**THE REQUEST**
Reproduce the data below line for line, beginning at the line that contains "Output each element" and ending after the line that contains "heatmap-cell: [496, 647, 507, 651]". Leave the pictures out of your answer.

**** INFORMATION PROVIDED

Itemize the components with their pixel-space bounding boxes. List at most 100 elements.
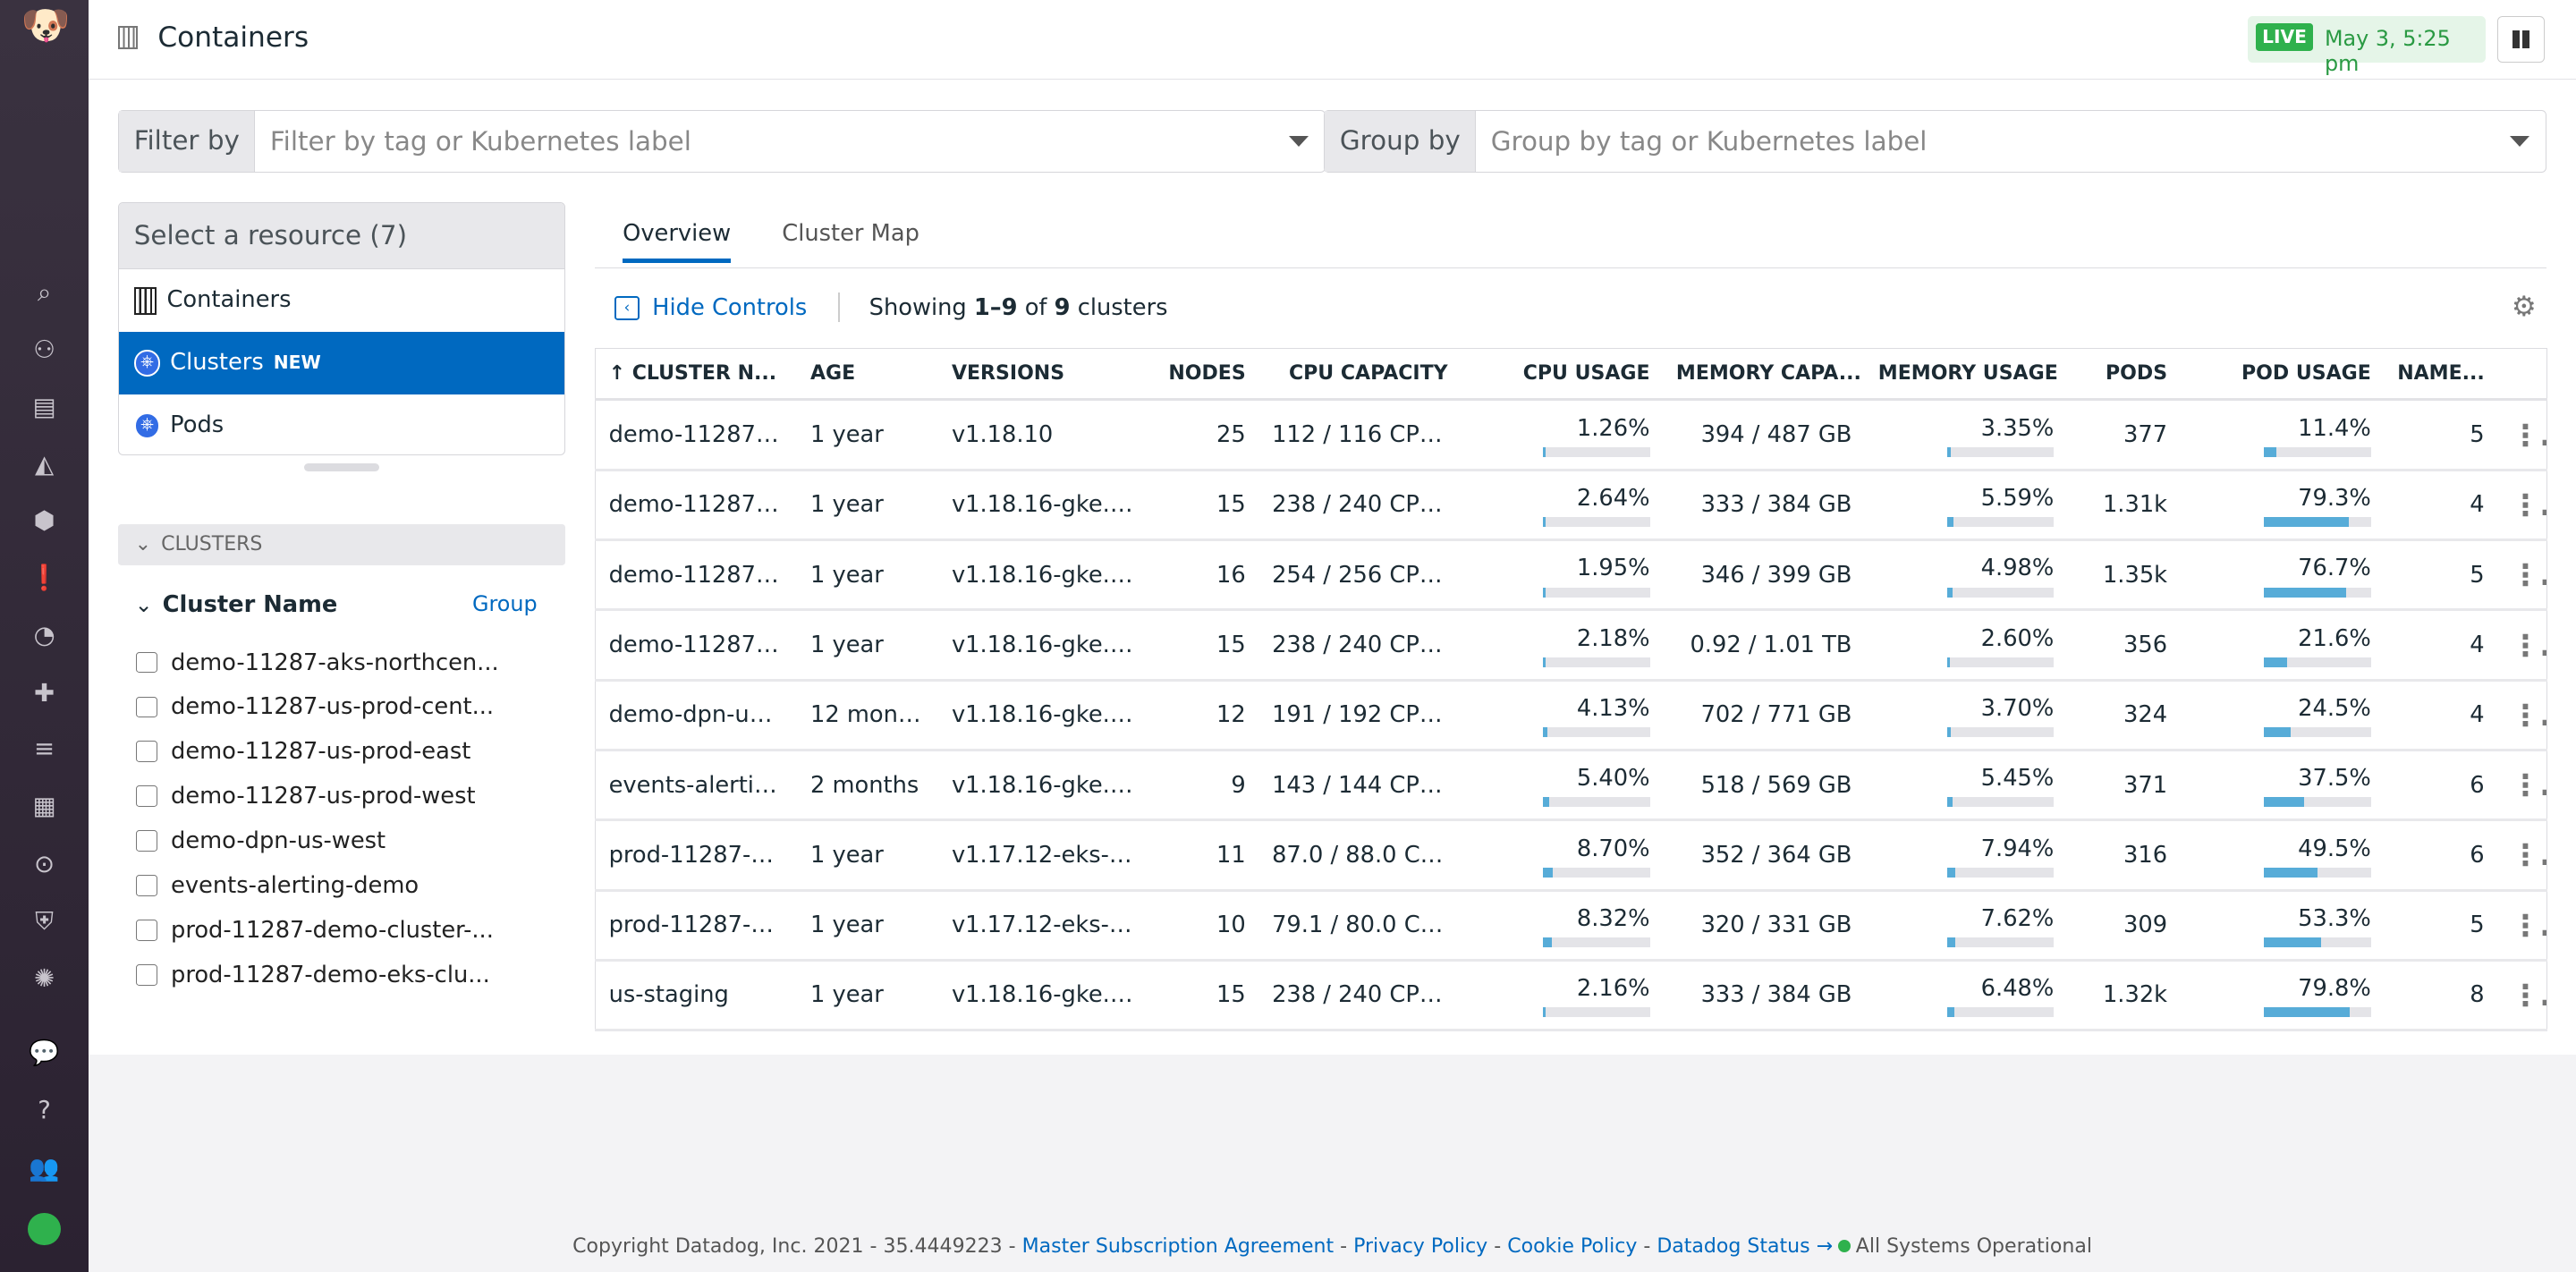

********
**** INFORMATION PROVIDED

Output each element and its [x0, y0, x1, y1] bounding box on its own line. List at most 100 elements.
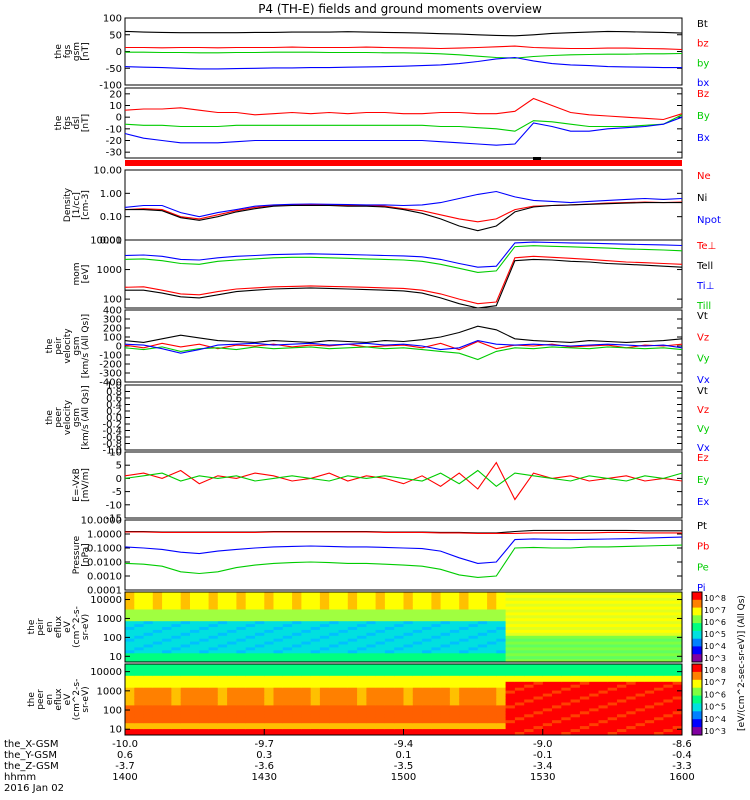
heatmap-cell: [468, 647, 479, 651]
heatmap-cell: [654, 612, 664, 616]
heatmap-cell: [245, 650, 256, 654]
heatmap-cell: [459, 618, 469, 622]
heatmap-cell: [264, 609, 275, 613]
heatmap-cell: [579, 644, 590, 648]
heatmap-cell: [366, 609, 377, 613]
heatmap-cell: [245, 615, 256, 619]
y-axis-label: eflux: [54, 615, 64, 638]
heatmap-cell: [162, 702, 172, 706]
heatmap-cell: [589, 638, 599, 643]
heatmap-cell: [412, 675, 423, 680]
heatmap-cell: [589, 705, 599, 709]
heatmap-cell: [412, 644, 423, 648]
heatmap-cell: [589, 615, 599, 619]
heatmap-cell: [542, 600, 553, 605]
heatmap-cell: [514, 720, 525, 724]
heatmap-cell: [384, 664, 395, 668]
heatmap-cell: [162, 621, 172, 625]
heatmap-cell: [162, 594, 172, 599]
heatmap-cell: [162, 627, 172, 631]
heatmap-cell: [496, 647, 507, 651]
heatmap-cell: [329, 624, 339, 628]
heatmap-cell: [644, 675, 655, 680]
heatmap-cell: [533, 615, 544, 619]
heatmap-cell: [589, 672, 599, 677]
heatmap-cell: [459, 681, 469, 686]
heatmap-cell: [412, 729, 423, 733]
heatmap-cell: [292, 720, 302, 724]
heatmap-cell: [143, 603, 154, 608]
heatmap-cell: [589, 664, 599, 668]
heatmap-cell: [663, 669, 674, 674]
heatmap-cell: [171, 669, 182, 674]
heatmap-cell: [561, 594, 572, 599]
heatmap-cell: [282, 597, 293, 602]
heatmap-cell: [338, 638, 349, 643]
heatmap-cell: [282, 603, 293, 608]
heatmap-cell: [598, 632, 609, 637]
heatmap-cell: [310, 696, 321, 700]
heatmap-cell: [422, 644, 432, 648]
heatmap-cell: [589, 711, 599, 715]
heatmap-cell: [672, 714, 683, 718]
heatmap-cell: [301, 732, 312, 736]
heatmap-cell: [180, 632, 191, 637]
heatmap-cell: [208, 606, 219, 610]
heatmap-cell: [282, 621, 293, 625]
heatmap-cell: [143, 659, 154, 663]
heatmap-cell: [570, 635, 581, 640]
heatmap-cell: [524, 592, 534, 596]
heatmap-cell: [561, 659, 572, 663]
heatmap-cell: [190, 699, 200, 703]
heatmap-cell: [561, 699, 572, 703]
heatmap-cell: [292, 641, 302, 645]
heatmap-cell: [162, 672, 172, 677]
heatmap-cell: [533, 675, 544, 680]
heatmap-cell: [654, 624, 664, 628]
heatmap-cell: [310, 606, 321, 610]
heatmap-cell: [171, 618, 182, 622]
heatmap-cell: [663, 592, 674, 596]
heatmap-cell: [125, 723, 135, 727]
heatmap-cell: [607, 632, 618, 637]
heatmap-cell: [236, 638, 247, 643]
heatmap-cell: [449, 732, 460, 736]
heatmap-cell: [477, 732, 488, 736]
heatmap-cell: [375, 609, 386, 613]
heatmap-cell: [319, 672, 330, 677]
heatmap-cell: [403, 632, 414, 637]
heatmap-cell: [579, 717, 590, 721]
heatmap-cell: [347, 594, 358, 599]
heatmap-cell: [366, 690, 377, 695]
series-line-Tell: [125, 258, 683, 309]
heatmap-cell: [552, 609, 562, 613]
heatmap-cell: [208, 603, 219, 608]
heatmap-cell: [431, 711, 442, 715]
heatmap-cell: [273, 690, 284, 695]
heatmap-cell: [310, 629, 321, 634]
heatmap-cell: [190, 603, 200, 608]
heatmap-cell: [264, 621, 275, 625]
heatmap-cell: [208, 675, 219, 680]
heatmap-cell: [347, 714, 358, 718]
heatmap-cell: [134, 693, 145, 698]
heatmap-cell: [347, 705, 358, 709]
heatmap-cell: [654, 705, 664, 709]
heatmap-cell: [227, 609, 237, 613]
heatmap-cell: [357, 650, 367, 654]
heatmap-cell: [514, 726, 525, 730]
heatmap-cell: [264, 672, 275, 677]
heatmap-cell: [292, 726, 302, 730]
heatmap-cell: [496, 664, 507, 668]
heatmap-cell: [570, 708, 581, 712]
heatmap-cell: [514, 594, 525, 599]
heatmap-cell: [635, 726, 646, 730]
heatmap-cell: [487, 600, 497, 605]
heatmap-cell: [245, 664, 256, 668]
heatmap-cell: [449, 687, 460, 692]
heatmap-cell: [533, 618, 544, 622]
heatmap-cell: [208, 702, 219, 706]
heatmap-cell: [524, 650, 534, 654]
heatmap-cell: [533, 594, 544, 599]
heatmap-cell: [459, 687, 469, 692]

********

**SOLUTION FOR THIS EXERCISE**
Output each element and its [x0, y0, x1, y1] bounding box on its own line. List at most 100 elements.
heatmap-cell: [468, 647, 479, 651]
heatmap-cell: [654, 612, 664, 616]
heatmap-cell: [245, 650, 256, 654]
heatmap-cell: [459, 618, 469, 622]
heatmap-cell: [264, 609, 275, 613]
heatmap-cell: [579, 644, 590, 648]
heatmap-cell: [366, 609, 377, 613]
heatmap-cell: [245, 615, 256, 619]
y-axis-label: eflux: [54, 615, 64, 638]
heatmap-cell: [162, 702, 172, 706]
heatmap-cell: [589, 638, 599, 643]
heatmap-cell: [412, 675, 423, 680]
heatmap-cell: [589, 705, 599, 709]
heatmap-cell: [412, 644, 423, 648]
heatmap-cell: [589, 615, 599, 619]
heatmap-cell: [542, 600, 553, 605]
heatmap-cell: [514, 720, 525, 724]
heatmap-cell: [384, 664, 395, 668]
heatmap-cell: [162, 621, 172, 625]
heatmap-cell: [162, 594, 172, 599]
heatmap-cell: [162, 627, 172, 631]
heatmap-cell: [496, 647, 507, 651]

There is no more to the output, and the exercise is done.